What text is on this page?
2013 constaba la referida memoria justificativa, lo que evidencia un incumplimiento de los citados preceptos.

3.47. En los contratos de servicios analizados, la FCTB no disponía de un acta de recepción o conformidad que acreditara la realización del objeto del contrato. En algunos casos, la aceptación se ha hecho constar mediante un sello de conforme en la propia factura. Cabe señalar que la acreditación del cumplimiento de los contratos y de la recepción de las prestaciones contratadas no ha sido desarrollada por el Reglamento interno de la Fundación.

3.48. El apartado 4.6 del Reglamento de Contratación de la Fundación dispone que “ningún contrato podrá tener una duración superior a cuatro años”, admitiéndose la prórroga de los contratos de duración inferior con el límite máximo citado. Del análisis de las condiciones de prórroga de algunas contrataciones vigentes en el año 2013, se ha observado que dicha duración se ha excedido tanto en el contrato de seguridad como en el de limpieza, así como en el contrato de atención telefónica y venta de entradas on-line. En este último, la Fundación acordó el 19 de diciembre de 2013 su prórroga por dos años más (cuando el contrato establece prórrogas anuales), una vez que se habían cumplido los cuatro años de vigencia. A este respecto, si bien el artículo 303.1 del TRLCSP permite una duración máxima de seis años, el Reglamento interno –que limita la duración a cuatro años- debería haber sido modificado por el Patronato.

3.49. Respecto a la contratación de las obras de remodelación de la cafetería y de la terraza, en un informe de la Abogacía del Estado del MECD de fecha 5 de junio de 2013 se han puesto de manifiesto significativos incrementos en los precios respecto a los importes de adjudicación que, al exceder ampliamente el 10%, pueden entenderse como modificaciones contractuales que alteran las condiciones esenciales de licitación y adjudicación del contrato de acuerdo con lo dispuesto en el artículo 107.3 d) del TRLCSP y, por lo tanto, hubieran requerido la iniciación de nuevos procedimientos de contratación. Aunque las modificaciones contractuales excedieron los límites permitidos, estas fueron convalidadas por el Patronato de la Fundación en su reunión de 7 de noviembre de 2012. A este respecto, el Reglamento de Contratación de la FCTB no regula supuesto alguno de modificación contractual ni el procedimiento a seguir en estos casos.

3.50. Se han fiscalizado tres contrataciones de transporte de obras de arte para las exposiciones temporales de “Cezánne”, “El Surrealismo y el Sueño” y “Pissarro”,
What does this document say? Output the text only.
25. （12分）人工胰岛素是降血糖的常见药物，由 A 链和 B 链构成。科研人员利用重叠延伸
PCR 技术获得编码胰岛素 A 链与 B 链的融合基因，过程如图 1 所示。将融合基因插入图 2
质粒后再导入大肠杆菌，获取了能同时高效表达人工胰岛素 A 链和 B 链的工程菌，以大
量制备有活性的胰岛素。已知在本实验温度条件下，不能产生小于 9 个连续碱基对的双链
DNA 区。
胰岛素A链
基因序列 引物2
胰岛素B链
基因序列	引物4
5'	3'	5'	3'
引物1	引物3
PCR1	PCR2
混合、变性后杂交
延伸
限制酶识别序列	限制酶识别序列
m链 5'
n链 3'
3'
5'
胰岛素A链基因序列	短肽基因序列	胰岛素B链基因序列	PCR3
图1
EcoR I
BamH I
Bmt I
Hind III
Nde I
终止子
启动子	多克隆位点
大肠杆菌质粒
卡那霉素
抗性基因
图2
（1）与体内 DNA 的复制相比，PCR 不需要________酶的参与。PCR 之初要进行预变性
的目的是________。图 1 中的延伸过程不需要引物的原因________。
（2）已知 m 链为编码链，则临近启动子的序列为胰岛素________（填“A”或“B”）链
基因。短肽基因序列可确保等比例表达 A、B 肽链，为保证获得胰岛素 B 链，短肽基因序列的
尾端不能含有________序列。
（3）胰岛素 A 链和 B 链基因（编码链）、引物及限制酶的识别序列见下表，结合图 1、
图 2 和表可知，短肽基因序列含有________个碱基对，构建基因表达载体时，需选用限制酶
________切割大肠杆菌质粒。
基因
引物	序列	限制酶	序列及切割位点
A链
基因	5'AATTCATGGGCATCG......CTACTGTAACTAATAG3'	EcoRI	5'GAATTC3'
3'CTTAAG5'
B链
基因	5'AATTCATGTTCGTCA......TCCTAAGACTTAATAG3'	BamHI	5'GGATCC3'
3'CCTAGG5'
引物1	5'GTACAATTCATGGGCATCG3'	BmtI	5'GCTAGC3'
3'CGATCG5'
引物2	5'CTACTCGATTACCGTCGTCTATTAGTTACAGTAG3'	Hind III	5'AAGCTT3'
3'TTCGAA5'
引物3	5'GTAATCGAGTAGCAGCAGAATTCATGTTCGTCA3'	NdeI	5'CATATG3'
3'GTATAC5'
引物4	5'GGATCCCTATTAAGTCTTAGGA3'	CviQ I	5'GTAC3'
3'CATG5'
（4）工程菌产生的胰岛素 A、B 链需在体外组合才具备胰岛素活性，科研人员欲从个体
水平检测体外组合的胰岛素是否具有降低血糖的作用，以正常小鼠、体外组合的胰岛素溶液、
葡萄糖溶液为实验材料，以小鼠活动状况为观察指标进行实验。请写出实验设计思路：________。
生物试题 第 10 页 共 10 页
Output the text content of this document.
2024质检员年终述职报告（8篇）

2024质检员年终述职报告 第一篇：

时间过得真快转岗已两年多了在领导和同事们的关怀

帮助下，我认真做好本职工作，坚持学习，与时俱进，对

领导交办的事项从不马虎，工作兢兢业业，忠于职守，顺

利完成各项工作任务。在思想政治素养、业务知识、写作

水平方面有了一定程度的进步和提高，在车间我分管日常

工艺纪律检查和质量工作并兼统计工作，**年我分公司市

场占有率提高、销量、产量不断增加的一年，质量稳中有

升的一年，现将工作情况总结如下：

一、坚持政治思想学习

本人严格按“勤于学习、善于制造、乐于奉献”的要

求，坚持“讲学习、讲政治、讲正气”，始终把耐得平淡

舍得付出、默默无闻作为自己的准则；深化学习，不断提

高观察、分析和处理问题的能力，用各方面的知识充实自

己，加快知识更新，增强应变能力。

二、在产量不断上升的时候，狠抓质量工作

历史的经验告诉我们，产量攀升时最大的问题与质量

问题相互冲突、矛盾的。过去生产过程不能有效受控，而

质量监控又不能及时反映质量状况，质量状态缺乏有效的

* * * * * * * * *

*What to work on*
Produce an exact copy of every entry above.

*Solution to this problem*
What text is on this page?
2013 constaba la referida memoria justificativa, lo que evidencia un incumplimiento de los citados preceptos.

3.47. En los contratos de servicios analizados, la FCTB no disponía de un acta de recepción o conformidad que acreditara la realización del objeto del contrato. En algunos casos, la aceptación se ha hecho constar mediante un sello de conforme en la propia factura. Cabe señalar que la acreditación del cumplimiento de los contratos y de la recepción de las prestaciones contratadas no ha sido desarrollada por el Reglamento interno de la Fundación.

3.48. El apartado 4.6 del Reglamento de Contratación de la Fundación dispone que “ningún contrato podrá tener una duración superior a cuatro años”, admitiéndose la prórroga de los contratos de duración inferior con el límite máximo citado. Del análisis de las condiciones de prórroga de algunas contrataciones vigentes en el año 2013, se ha observado que dicha duración se ha excedido tanto en el contrato de seguridad como en el de limpieza, así como en el contrato de atención telefónica y venta de entradas on-line. En este último, la Fundación acordó el 19 de diciembre de 2013 su prórroga por dos años más (cuando el contrato establece prórrogas anuales), una vez que se habían cumplido los cuatro años de vigencia. A este respecto, si bien el artículo 303.1 del TRLCSP permite una duración máxima de seis años, el Reglamento interno –que limita la duración a cuatro años- debería haber sido modificado por el Patronato.

3.49. Respecto a la contratación de las obras de remodelación de la cafetería y de la terraza, en un informe de la Abogacía del Estado del MECD de fecha 5 de junio de 2013 se han puesto de manifiesto significativos incrementos en los precios respecto a los importes de adjudicación que, al exceder ampliamente el 10%, pueden entenderse como modificaciones contractuales que alteran las condiciones esenciales de licitación y adjudicación del contrato de acuerdo con lo dispuesto en el artículo 107.3 d) del TRLCSP y, por lo tanto, hubieran requerido la iniciación de nuevos procedimientos de contratación. Aunque las modificaciones contractuales excedieron los límites permitidos, estas fueron convalidadas por el Patronato de la Fundación en su reunión de 7 de noviembre de 2012. A este respecto, el Reglamento de Contratación de la FCTB no regula supuesto alguno de modificación contractual ni el procedimiento a seguir en estos casos.

3.50. Se han fiscalizado tres contrataciones de transporte de obras de arte para las exposiciones temporales de “Cezánne”, “El Surrealismo y el Sueño” y “Pissarro”,
What does this document say? Output the text only.
25. （12分）人工胰岛素是降血糖的常见药物，由 A 链和 B 链构成。科研人员利用重叠延伸
PCR 技术获得编码胰岛素 A 链与 B 链的融合基因，过程如图 1 所示。将融合基因插入图 2
质粒后再导入大肠杆菌，获取了能同时高效表达人工胰岛素 A 链和 B 链的工程菌，以大
量制备有活性的胰岛素。已知在本实验温度条件下，不能产生小于 9 个连续碱基对的双链
DNA 区。
胰岛素A链
基因序列 引物2
胰岛素B链
基因序列	引物4
5'	3'	5'	3'
引物1	引物3
PCR1	PCR2
混合、变性后杂交
延伸
限制酶识别序列	限制酶识别序列
m链 5'
n链 3'
3'
5'
胰岛素A链基因序列	短肽基因序列	胰岛素B链基因序列	PCR3
图1
EcoR I
BamH I
Bmt I
Hind III
Nde I
终止子
启动子	多克隆位点
大肠杆菌质粒
卡那霉素
抗性基因
图2
（1）与体内 DNA 的复制相比，PCR 不需要________酶的参与。PCR 之初要进行预变性
的目的是________。图 1 中的延伸过程不需要引物的原因________。
（2）已知 m 链为编码链，则临近启动子的序列为胰岛素________（填“A”或“B”）链
基因。短肽基因序列可确保等比例表达 A、B 肽链，为保证获得胰岛素 B 链，短肽基因序列的
尾端不能含有________序列。
（3）胰岛素 A 链和 B 链基因（编码链）、引物及限制酶的识别序列见下表，结合图 1、
图 2 和表可知，短肽基因序列含有________个碱基对，构建基因表达载体时，需选用限制酶
________切割大肠杆菌质粒。
基因
引物	序列	限制酶	序列及切割位点
A链
基因	5'AATTCATGGGCATCG......CTACTGTAACTAATAG3'	EcoRI	5'GAATTC3'
3'CTTAAG5'
B链
基因	5'AATTCATGTTCGTCA......TCCTAAGACTTAATAG3'	BamHI	5'GGATCC3'
3'CCTAGG5'
引物1	5'GTACAATTCATGGGCATCG3'	BmtI	5'GCTAGC3'
3'CGATCG5'
引物2	5'CTACTCGATTACCGTCGTCTATTAGTTACAGTAG3'	Hind III	5'AAGCTT3'
3'TTCGAA5'
引物3	5'GTAATCGAGTAGCAGCAGAATTCATGTTCGTCA3'	NdeI	5'CATATG3'
3'GTATAC5'
引物4	5'GGATCCCTATTAAGTCTTAGGA3'	CviQ I	5'GTAC3'
3'CATG5'
（4）工程菌产生的胰岛素 A、B 链需在体外组合才具备胰岛素活性，科研人员欲从个体
水平检测体外组合的胰岛素是否具有降低血糖的作用，以正常小鼠、体外组合的胰岛素溶液、
葡萄糖溶液为实验材料，以小鼠活动状况为观察指标进行实验。请写出实验设计思路：________。
生物试题 第 10 页 共 10 页
Output the text content of this document.
2024质检员年终述职报告（8篇）

2024质检员年终述职报告 第一篇：

时间过得真快转岗已两年多了在领导和同事们的关怀

帮助下，我认真做好本职工作，坚持学习，与时俱进，对

领导交办的事项从不马虎，工作兢兢业业，忠于职守，顺

利完成各项工作任务。在思想政治素养、业务知识、写作

水平方面有了一定程度的进步和提高，在车间我分管日常

工艺纪律检查和质量工作并兼统计工作，**年我分公司市

场占有率提高、销量、产量不断增加的一年，质量稳中有

升的一年，现将工作情况总结如下：

一、坚持政治思想学习

本人严格按“勤于学习、善于制造、乐于奉献”的要

求，坚持“讲学习、讲政治、讲正气”，始终把耐得平淡

舍得付出、默默无闻作为自己的准则；深化学习，不断提

高观察、分析和处理问题的能力，用各方面的知识充实自

己，加快知识更新，增强应变能力。

二、在产量不断上升的时候，狠抓质量工作

历史的经验告诉我们，产量攀升时最大的问题与质量

问题相互冲突、矛盾的。过去生产过程不能有效受控，而

质量监控又不能及时反映质量状况，质量状态缺乏有效的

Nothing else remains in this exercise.